**WHAT THIS TASK INVOLVES:** Single out the lines of the material that contain "making" and copy them.

Data records
-=-=-
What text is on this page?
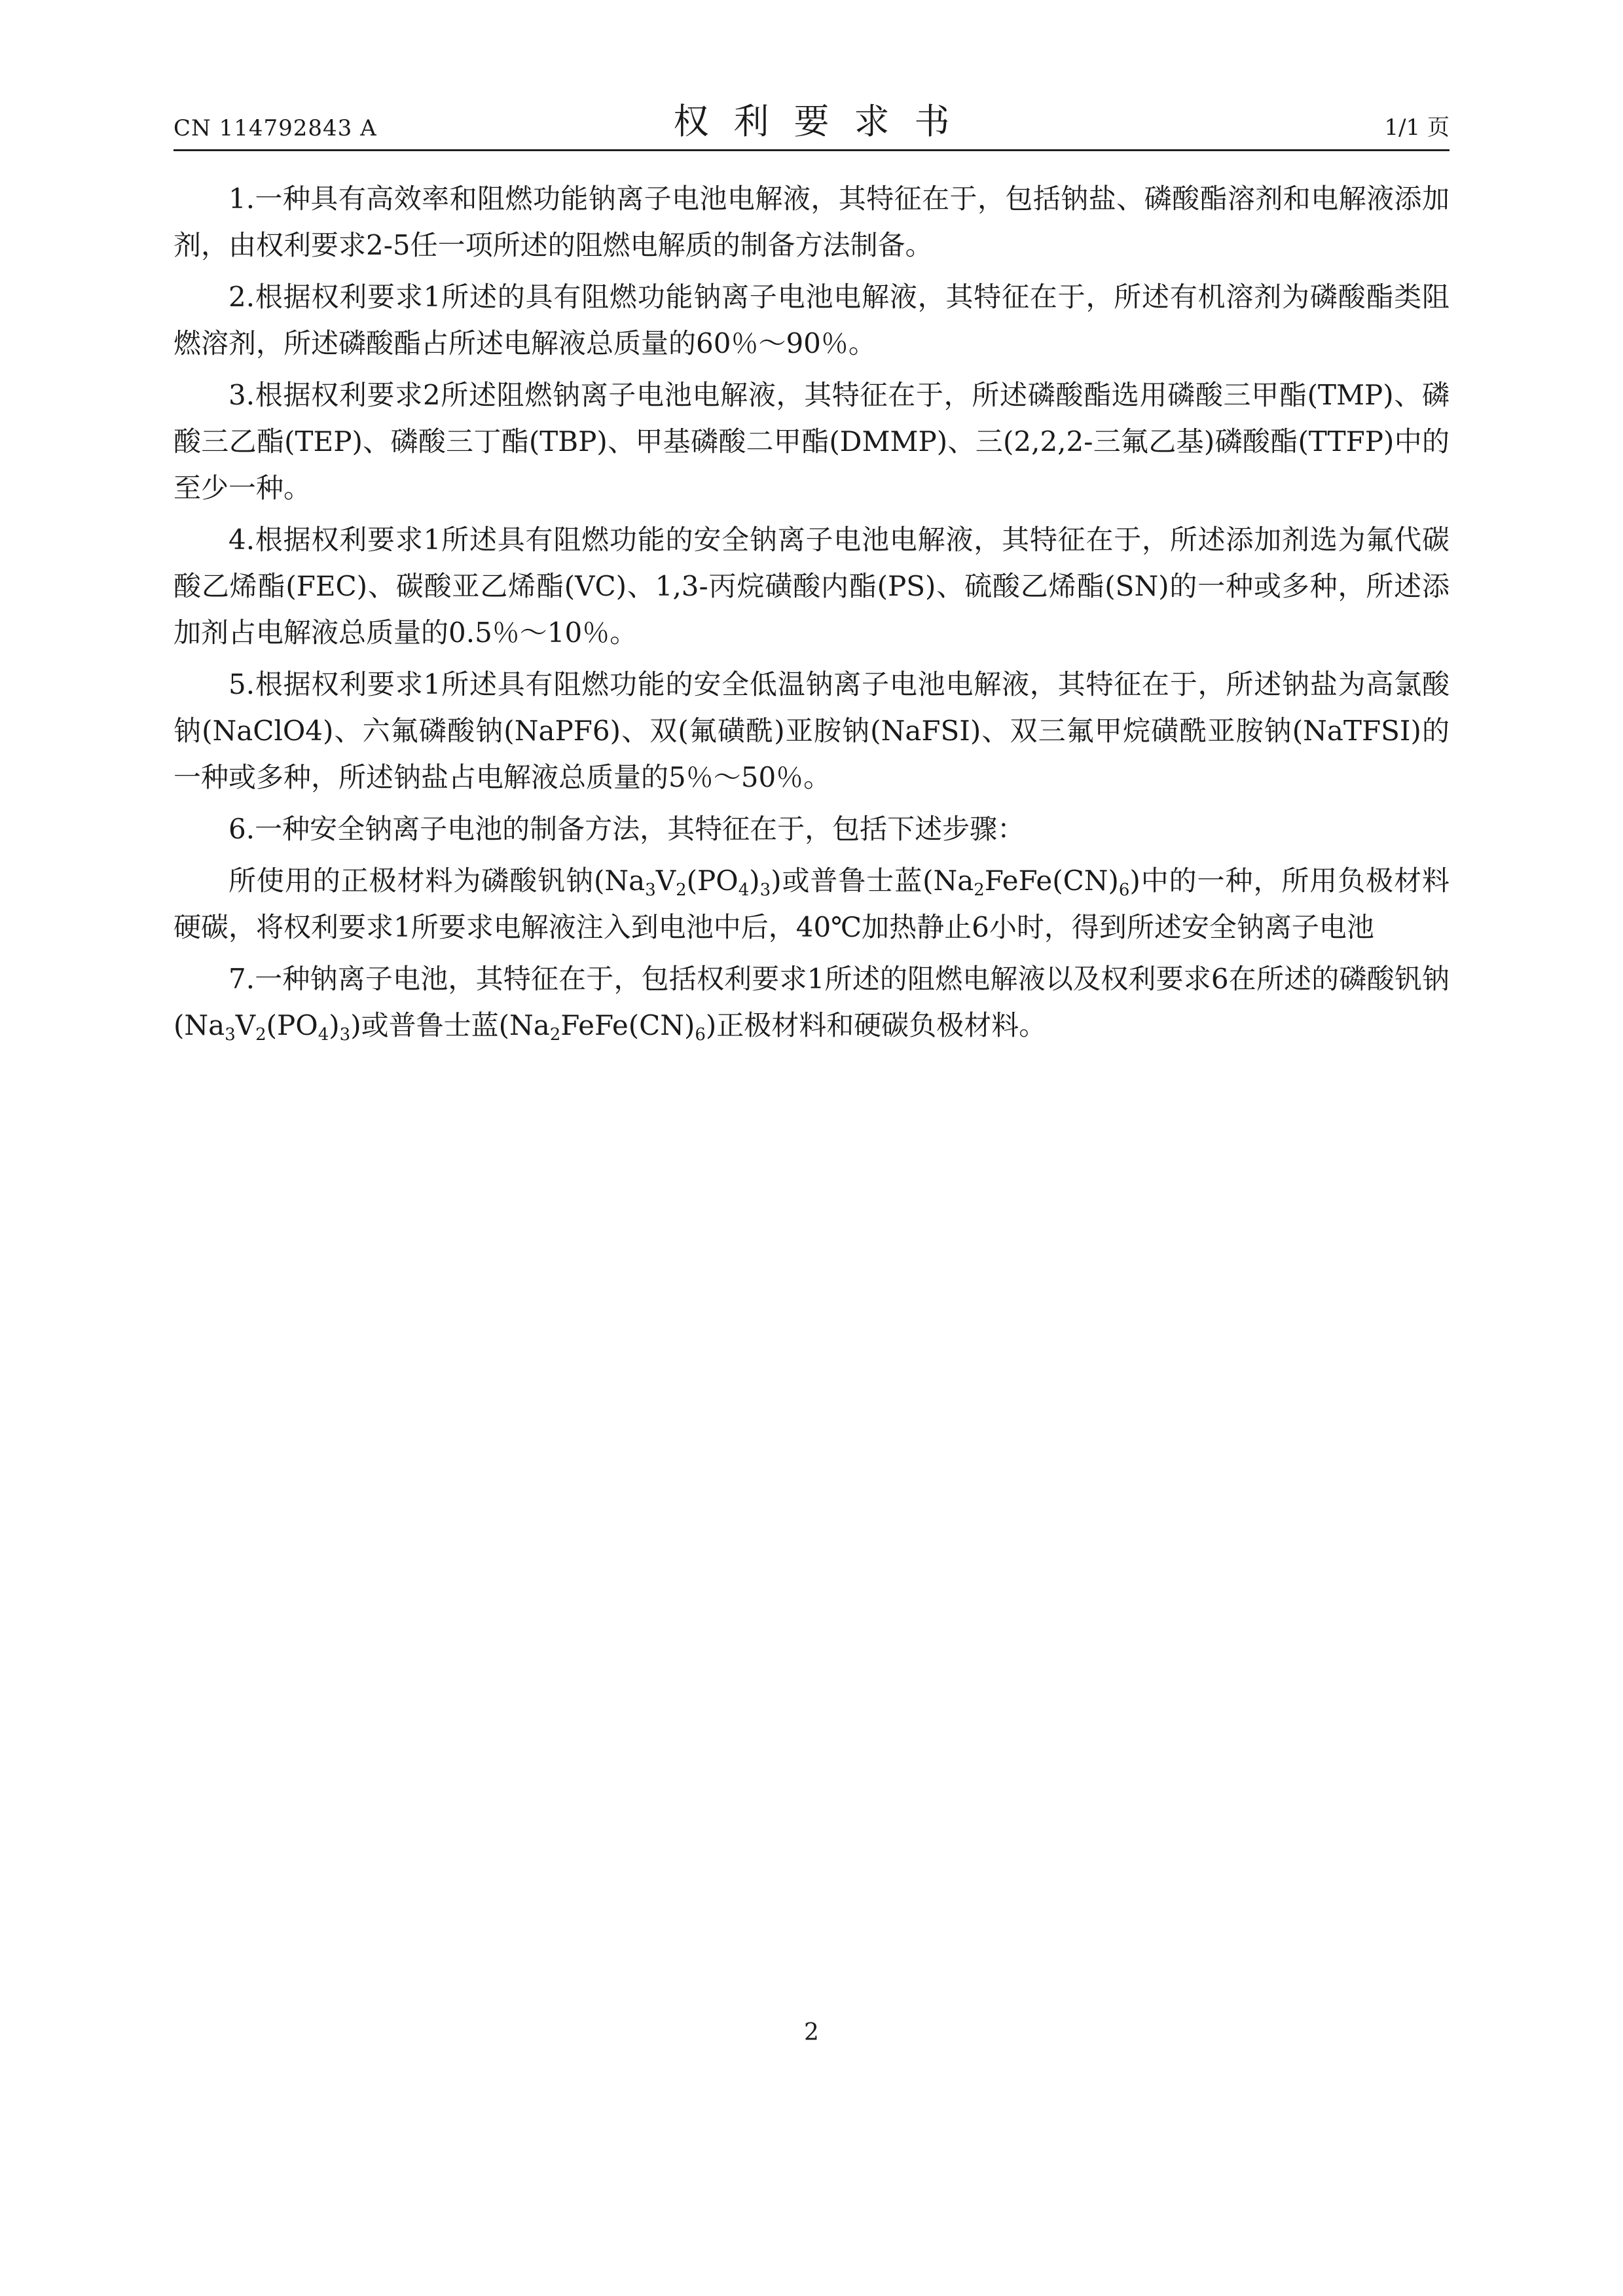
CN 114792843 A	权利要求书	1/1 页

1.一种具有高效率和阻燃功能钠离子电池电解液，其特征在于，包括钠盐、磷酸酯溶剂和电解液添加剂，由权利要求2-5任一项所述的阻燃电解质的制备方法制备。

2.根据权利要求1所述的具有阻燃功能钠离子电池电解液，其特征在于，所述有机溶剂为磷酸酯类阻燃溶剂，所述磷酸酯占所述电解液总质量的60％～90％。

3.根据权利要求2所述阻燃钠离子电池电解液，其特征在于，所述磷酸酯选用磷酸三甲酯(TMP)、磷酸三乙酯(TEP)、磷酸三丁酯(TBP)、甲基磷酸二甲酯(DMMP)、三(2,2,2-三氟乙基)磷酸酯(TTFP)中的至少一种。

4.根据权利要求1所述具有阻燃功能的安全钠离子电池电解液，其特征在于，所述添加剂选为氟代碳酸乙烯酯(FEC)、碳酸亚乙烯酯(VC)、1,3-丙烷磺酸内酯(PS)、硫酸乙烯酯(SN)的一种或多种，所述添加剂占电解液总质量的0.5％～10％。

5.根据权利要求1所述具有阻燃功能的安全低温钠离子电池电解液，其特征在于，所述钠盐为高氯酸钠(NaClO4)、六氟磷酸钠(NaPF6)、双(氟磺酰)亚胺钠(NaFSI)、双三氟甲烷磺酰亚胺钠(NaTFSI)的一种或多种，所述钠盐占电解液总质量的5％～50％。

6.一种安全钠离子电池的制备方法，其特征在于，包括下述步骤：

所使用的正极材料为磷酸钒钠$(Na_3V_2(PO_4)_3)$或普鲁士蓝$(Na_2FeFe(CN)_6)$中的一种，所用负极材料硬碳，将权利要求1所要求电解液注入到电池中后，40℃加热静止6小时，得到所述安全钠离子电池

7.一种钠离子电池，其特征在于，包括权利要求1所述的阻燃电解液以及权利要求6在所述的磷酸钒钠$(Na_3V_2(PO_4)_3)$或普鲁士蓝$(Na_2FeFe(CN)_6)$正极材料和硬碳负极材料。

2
-=-=-
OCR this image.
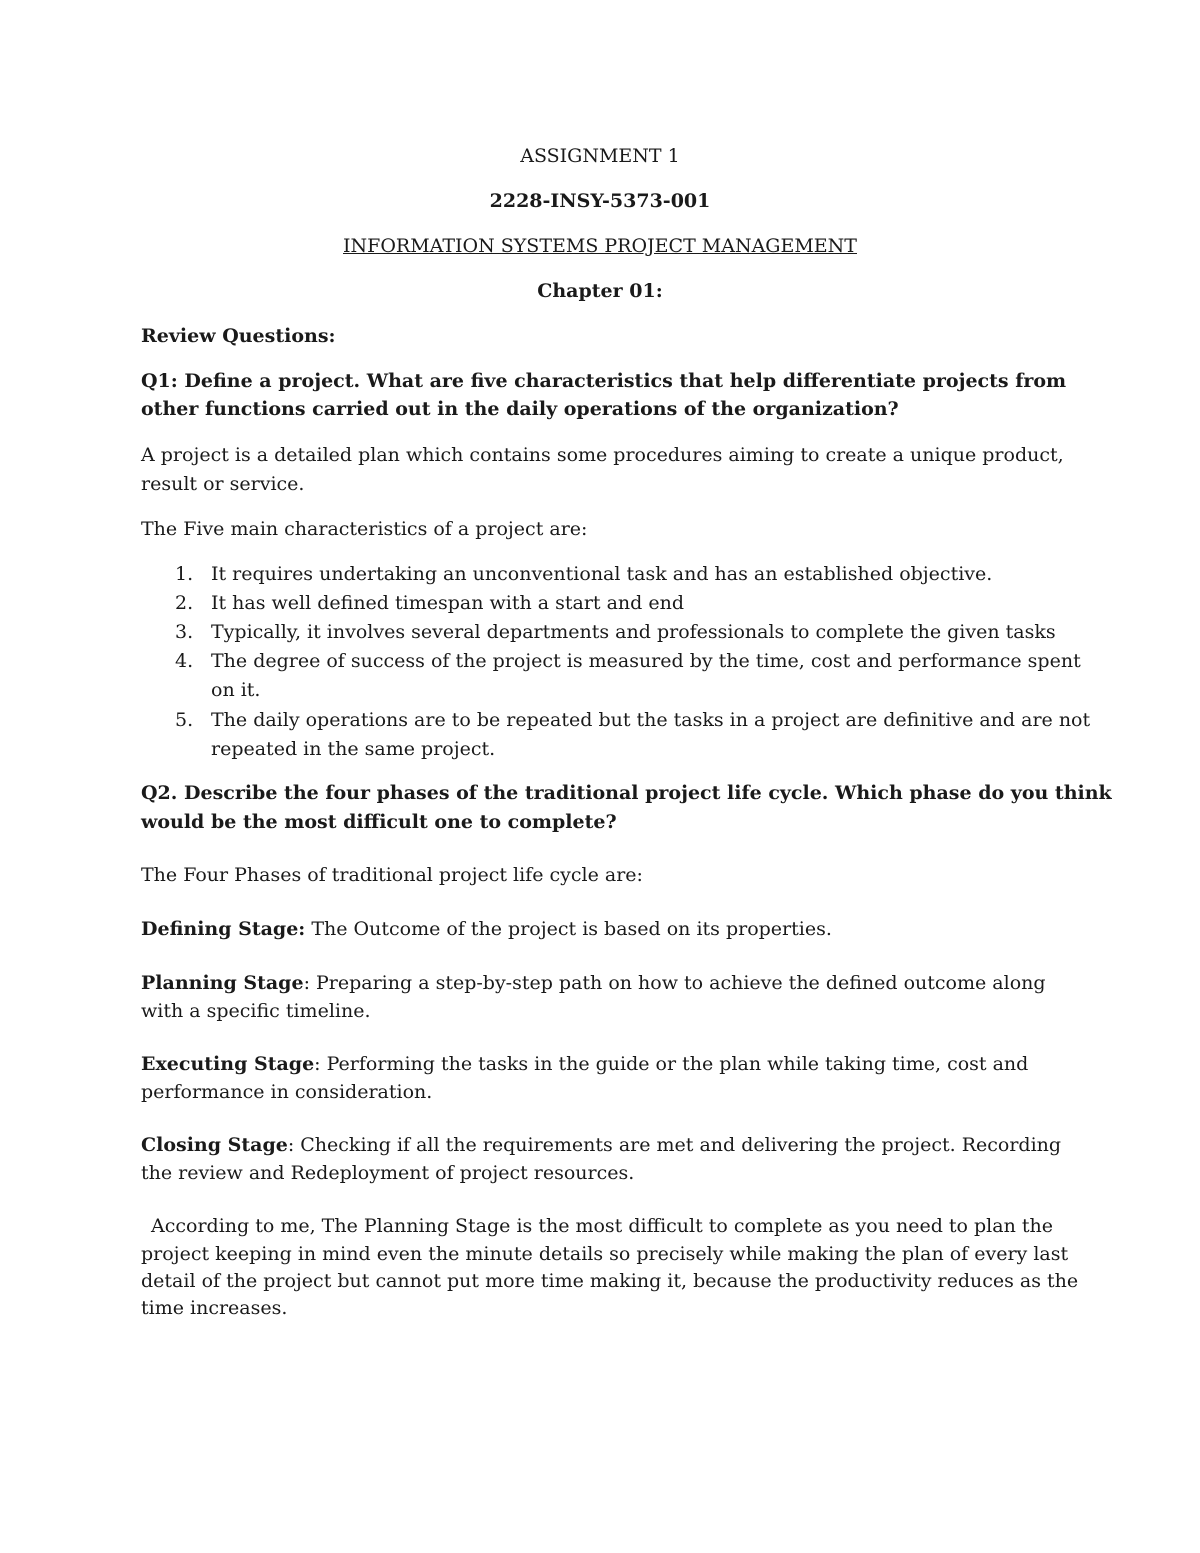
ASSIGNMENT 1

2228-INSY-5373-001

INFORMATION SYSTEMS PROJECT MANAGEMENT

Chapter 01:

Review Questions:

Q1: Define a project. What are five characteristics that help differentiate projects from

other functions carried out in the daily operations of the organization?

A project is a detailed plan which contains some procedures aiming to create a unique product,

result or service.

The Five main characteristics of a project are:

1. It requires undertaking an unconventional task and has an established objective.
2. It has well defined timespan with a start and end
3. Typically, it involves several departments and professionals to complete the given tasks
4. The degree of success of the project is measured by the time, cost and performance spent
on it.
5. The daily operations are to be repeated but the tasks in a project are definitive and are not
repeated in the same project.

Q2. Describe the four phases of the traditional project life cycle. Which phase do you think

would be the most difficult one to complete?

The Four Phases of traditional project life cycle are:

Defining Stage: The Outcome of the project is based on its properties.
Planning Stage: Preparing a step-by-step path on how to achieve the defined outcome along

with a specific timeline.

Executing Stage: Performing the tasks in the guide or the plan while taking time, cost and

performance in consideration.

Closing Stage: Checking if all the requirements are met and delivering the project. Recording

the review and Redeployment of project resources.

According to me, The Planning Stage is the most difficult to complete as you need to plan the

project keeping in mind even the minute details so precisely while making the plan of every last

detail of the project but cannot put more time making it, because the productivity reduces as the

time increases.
-=-=-
**RESULT BELOW:**
project keeping in mind even the minute details so precisely while making the plan of every last
detail of the project but cannot put more time making it, because the productivity reduces as the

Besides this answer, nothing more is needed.